→ EXERCISE BRIEF: Quote the records in full and leave their pictures out.

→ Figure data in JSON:
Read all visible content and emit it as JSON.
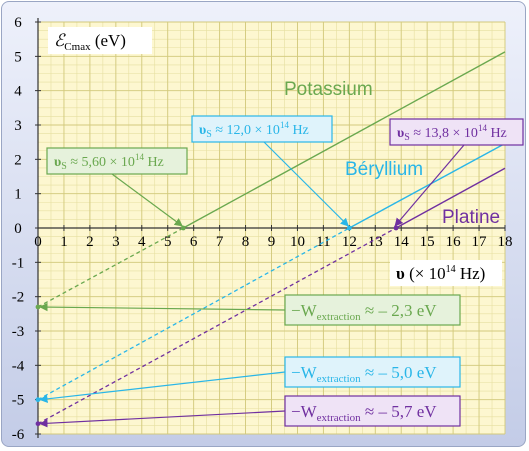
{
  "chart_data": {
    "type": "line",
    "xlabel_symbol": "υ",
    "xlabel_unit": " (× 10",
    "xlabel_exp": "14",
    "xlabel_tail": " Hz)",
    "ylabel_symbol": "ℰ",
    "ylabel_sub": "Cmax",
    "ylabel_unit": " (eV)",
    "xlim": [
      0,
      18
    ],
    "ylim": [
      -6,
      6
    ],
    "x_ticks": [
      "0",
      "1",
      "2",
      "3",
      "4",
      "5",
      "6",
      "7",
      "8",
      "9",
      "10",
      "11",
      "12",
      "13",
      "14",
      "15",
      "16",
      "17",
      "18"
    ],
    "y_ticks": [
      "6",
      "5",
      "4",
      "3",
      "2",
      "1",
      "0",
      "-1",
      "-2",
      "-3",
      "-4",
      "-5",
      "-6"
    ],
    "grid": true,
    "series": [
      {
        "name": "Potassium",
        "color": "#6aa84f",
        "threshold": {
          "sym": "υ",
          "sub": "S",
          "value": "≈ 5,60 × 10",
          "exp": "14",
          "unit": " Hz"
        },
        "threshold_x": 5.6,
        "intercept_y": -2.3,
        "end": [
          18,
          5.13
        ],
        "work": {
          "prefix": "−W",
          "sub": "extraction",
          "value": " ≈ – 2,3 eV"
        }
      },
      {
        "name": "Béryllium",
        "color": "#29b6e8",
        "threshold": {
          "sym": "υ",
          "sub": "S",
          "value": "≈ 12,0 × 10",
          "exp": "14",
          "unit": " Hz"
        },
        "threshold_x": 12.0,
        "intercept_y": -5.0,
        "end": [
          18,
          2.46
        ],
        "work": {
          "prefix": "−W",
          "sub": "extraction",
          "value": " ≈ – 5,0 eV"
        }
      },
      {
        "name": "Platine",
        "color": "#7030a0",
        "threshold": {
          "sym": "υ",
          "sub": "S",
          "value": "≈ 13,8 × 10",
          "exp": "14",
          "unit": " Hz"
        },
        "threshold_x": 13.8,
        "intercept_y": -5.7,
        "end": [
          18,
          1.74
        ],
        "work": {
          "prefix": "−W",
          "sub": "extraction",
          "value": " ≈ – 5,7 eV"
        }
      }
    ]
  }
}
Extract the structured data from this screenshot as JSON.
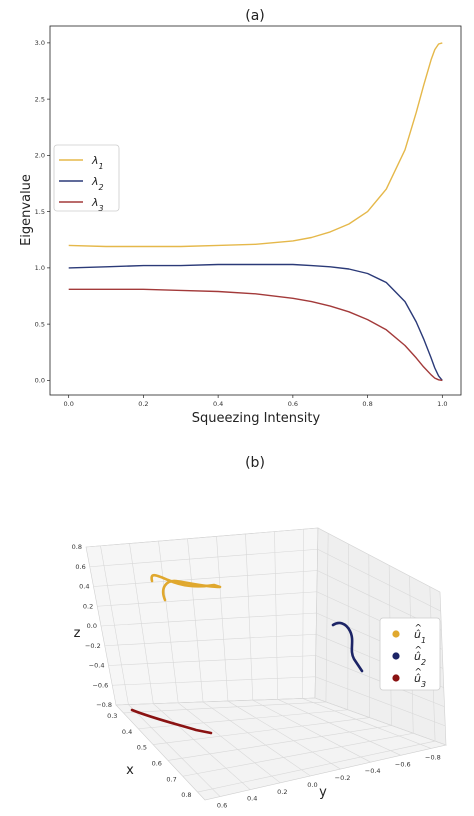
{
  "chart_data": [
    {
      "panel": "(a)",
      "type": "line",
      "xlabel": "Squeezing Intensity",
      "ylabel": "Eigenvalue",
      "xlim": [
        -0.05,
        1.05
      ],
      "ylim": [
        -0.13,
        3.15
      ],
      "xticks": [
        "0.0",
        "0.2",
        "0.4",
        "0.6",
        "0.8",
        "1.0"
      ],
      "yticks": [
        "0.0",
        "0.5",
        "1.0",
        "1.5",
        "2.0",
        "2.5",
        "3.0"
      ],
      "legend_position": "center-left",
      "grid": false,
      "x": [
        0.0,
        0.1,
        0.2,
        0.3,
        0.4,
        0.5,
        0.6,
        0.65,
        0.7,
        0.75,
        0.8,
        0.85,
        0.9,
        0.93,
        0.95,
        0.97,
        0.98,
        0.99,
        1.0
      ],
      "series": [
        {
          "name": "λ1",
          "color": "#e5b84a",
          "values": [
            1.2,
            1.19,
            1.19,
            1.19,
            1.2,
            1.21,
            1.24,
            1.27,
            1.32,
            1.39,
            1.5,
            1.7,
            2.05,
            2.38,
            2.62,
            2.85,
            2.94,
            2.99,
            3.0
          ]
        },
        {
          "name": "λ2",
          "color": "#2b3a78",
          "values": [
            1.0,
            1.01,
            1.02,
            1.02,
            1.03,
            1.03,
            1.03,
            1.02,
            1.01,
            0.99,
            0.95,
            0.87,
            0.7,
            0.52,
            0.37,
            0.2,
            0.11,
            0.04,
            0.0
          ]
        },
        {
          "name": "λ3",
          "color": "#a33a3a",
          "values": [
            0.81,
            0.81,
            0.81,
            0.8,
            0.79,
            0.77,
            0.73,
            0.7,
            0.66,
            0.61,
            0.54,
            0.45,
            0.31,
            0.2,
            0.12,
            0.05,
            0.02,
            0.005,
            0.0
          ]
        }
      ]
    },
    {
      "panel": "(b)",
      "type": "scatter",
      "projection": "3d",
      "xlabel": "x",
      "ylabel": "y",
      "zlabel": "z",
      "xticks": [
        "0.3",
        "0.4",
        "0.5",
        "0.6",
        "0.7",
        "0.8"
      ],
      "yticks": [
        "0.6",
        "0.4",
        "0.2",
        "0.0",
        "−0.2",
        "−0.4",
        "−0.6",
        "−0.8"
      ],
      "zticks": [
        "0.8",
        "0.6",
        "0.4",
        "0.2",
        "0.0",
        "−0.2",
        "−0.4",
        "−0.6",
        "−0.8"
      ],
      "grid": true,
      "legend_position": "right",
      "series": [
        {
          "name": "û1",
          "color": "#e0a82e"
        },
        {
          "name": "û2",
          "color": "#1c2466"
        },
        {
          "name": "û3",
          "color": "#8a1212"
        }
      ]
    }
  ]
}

→ TASK RESULT:
Read all visible content and emit it as JSON.
{
  "chart_data": {
    "type": "line",
    "xlabel_symbol": "υ",
    "xlabel_unit": " (× 10",
    "xlabel_exp": "14",
    "xlabel_tail": " Hz)",
    "ylabel_symbol": "ℰ",
    "ylabel_sub": "Cmax",
    "ylabel_unit": " (eV)",
    "xlim": [
      0,
      18
    ],
    "ylim": [
      -6,
      6
    ],
    "x_ticks": [
      "0",
      "1",
      "2",
      "3",
      "4",
      "5",
      "6",
      "7",
      "8",
      "9",
      "10",
      "11",
      "12",
      "13",
      "14",
      "15",
      "16",
      "17",
      "18"
    ],
    "y_ticks": [
      "6",
      "5",
      "4",
      "3",
      "2",
      "1",
      "0",
      "-1",
      "-2",
      "-3",
      "-4",
      "-5",
      "-6"
    ],
    "grid": true,
    "series": [
      {
        "name": "Potassium",
        "color": "#6aa84f",
        "threshold": {
          "sym": "υ",
          "sub": "S",
          "value": "≈ 5,60 × 10",
          "exp": "14",
          "unit": " Hz"
        },
        "threshold_x": 5.6,
        "intercept_y": -2.3,
        "end": [
          18,
          5.13
        ],
        "work": {
          "prefix": "−W",
          "sub": "extraction",
          "value": " ≈ – 2,3 eV"
        }
      },
      {
        "name": "Béryllium",
        "color": "#29b6e8",
        "threshold": {
          "sym": "υ",
          "sub": "S",
          "value": "≈ 12,0 × 10",
          "exp": "14",
          "unit": " Hz"
        },
        "threshold_x": 12.0,
        "intercept_y": -5.0,
        "end": [
          18,
          2.46
        ],
        "work": {
          "prefix": "−W",
          "sub": "extraction",
          "value": " ≈ – 5,0 eV"
        }
      },
      {
        "name": "Platine",
        "color": "#7030a0",
        "threshold": {
          "sym": "υ",
          "sub": "S",
          "value": "≈ 13,8 × 10",
          "exp": "14",
          "unit": " Hz"
        },
        "threshold_x": 13.8,
        "intercept_y": -5.7,
        "end": [
          18,
          1.74
        ],
        "work": {
          "prefix": "−W",
          "sub": "extraction",
          "value": " ≈ – 5,7 eV"
        }
      }
    ]
  }
}
Extract the structured data from this screenshot as JSON.
{
  "chart_data": [
    {
      "panel": "(a)",
      "type": "line",
      "xlabel": "Squeezing Intensity",
      "ylabel": "Eigenvalue",
      "xlim": [
        -0.05,
        1.05
      ],
      "ylim": [
        -0.13,
        3.15
      ],
      "xticks": [
        "0.0",
        "0.2",
        "0.4",
        "0.6",
        "0.8",
        "1.0"
      ],
      "yticks": [
        "0.0",
        "0.5",
        "1.0",
        "1.5",
        "2.0",
        "2.5",
        "3.0"
      ],
      "legend_position": "center-left",
      "grid": false,
      "x": [
        0.0,
        0.1,
        0.2,
        0.3,
        0.4,
        0.5,
        0.6,
        0.65,
        0.7,
        0.75,
        0.8,
        0.85,
        0.9,
        0.93,
        0.95,
        0.97,
        0.98,
        0.99,
        1.0
      ],
      "series": [
        {
          "name": "λ1",
          "color": "#e5b84a",
          "values": [
            1.2,
            1.19,
            1.19,
            1.19,
            1.2,
            1.21,
            1.24,
            1.27,
            1.32,
            1.39,
            1.5,
            1.7,
            2.05,
            2.38,
            2.62,
            2.85,
            2.94,
            2.99,
            3.0
          ]
        },
        {
          "name": "λ2",
          "color": "#2b3a78",
          "values": [
            1.0,
            1.01,
            1.02,
            1.02,
            1.03,
            1.03,
            1.03,
            1.02,
            1.01,
            0.99,
            0.95,
            0.87,
            0.7,
            0.52,
            0.37,
            0.2,
            0.11,
            0.04,
            0.0
          ]
        },
        {
          "name": "λ3",
          "color": "#a33a3a",
          "values": [
            0.81,
            0.81,
            0.81,
            0.8,
            0.79,
            0.77,
            0.73,
            0.7,
            0.66,
            0.61,
            0.54,
            0.45,
            0.31,
            0.2,
            0.12,
            0.05,
            0.02,
            0.005,
            0.0
          ]
        }
      ]
    },
    {
      "panel": "(b)",
      "type": "scatter",
      "projection": "3d",
      "xlabel": "x",
      "ylabel": "y",
      "zlabel": "z",
      "xticks": [
        "0.3",
        "0.4",
        "0.5",
        "0.6",
        "0.7",
        "0.8"
      ],
      "yticks": [
        "0.6",
        "0.4",
        "0.2",
        "0.0",
        "−0.2",
        "−0.4",
        "−0.6",
        "−0.8"
      ],
      "zticks": [
        "0.8",
        "0.6",
        "0.4",
        "0.2",
        "0.0",
        "−0.2",
        "−0.4",
        "−0.6",
        "−0.8"
      ],
      "grid": true,
      "legend_position": "right",
      "series": [
        {
          "name": "û1",
          "color": "#e0a82e"
        },
        {
          "name": "û2",
          "color": "#1c2466"
        },
        {
          "name": "û3",
          "color": "#8a1212"
        }
      ]
    }
  ]
}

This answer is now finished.